## START Given data

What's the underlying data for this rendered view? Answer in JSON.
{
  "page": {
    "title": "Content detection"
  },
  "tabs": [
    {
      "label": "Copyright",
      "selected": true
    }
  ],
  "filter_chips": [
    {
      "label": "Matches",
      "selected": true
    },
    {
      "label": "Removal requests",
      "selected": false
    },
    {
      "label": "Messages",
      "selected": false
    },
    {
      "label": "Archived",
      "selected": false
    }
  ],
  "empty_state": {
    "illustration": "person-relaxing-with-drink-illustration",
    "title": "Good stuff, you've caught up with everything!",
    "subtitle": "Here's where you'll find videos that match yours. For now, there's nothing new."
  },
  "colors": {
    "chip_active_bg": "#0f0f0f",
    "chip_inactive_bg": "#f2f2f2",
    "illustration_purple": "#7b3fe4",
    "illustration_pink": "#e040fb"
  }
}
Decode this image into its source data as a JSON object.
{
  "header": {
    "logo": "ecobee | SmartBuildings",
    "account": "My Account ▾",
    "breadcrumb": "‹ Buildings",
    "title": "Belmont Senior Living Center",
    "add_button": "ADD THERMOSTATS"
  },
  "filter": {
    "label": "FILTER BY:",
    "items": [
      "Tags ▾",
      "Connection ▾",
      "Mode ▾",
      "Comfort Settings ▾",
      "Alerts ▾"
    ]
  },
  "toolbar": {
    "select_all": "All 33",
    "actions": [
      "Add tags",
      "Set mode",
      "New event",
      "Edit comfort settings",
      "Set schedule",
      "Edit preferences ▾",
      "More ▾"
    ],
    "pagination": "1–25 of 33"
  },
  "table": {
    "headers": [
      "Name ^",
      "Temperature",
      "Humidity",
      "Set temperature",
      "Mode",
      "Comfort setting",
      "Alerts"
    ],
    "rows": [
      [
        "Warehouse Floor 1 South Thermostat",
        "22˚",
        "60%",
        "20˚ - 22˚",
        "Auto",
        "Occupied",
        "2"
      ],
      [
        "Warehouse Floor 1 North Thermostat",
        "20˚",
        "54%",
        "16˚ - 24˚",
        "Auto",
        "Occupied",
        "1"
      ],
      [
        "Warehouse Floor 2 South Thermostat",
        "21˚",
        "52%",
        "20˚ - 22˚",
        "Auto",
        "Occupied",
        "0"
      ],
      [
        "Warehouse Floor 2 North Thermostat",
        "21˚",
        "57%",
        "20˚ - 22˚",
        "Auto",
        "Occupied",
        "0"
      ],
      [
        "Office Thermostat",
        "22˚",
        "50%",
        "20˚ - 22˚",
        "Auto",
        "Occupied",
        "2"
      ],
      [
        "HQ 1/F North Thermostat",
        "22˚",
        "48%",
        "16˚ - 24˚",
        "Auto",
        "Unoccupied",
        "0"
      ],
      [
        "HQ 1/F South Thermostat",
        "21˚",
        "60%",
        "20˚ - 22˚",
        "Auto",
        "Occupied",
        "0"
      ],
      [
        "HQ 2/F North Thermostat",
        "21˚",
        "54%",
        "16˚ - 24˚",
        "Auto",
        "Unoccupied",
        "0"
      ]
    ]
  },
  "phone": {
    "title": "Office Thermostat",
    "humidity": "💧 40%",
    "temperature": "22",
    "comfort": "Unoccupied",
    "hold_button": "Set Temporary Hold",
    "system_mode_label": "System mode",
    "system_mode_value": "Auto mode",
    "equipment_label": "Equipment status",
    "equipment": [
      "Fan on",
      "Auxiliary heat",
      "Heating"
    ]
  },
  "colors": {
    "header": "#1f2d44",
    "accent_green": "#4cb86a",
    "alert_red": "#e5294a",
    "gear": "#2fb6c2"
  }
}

## END Given data

» **What is asked**
Write the whole listing out again. Keep every line exactly as it is.

» **Output**
What's the underlying data for this rendered view? Answer in JSON.
{
  "page": {
    "title": "Content detection"
  },
  "tabs": [
    {
      "label": "Copyright",
      "selected": true
    }
  ],
  "filter_chips": [
    {
      "label": "Matches",
      "selected": true
    },
    {
      "label": "Removal requests",
      "selected": false
    },
    {
      "label": "Messages",
      "selected": false
    },
    {
      "label": "Archived",
      "selected": false
    }
  ],
  "empty_state": {
    "illustration": "person-relaxing-with-drink-illustration",
    "title": "Good stuff, you've caught up with everything!",
    "subtitle": "Here's where you'll find videos that match yours. For now, there's nothing new."
  },
  "colors": {
    "chip_active_bg": "#0f0f0f",
    "chip_inactive_bg": "#f2f2f2",
    "illustration_purple": "#7b3fe4",
    "illustration_pink": "#e040fb"
  }
}
Decode this image into its source data as a JSON object.
{
  "header": {
    "logo": "ecobee | SmartBuildings",
    "account": "My Account ▾",
    "breadcrumb": "‹ Buildings",
    "title": "Belmont Senior Living Center",
    "add_button": "ADD THERMOSTATS"
  },
  "filter": {
    "label": "FILTER BY:",
    "items": [
      "Tags ▾",
      "Connection ▾",
      "Mode ▾",
      "Comfort Settings ▾",
      "Alerts ▾"
    ]
  },
  "toolbar": {
    "select_all": "All 33",
    "actions": [
      "Add tags",
      "Set mode",
      "New event",
      "Edit comfort settings",
      "Set schedule",
      "Edit preferences ▾",
      "More ▾"
    ],
    "pagination": "1–25 of 33"
  },
  "table": {
    "headers": [
      "Name ^",
      "Temperature",
      "Humidity",
      "Set temperature",
      "Mode",
      "Comfort setting",
      "Alerts"
    ],
    "rows": [
      [
        "Warehouse Floor 1 South Thermostat",
        "22˚",
        "60%",
        "20˚ - 22˚",
        "Auto",
        "Occupied",
        "2"
      ],
      [
        "Warehouse Floor 1 North Thermostat",
        "20˚",
        "54%",
        "16˚ - 24˚",
        "Auto",
        "Occupied",
        "1"
      ],
      [
        "Warehouse Floor 2 South Thermostat",
        "21˚",
        "52%",
        "20˚ - 22˚",
        "Auto",
        "Occupied",
        "0"
      ],
      [
        "Warehouse Floor 2 North Thermostat",
        "21˚",
        "57%",
        "20˚ - 22˚",
        "Auto",
        "Occupied",
        "0"
      ],
      [
        "Office Thermostat",
        "22˚",
        "50%",
        "20˚ - 22˚",
        "Auto",
        "Occupied",
        "2"
      ],
      [
        "HQ 1/F North Thermostat",
        "22˚",
        "48%",
        "16˚ - 24˚",
        "Auto",
        "Unoccupied",
        "0"
      ],
      [
        "HQ 1/F South Thermostat",
        "21˚",
        "60%",
        "20˚ - 22˚",
        "Auto",
        "Occupied",
        "0"
      ],
      [
        "HQ 2/F North Thermostat",
        "21˚",
        "54%",
        "16˚ - 24˚",
        "Auto",
        "Unoccupied",
        "0"
      ]
    ]
  },
  "phone": {
    "title": "Office Thermostat",
    "humidity": "💧 40%",
    "temperature": "22",
    "comfort": "Unoccupied",
    "hold_button": "Set Temporary Hold",
    "system_mode_label": "System mode",
    "system_mode_value": "Auto mode",
    "equipment_label": "Equipment status",
    "equipment": [
      "Fan on",
      "Auxiliary heat",
      "Heating"
    ]
  },
  "colors": {
    "header": "#1f2d44",
    "accent_green": "#4cb86a",
    "alert_red": "#e5294a",
    "gear": "#2fb6c2"
  }
}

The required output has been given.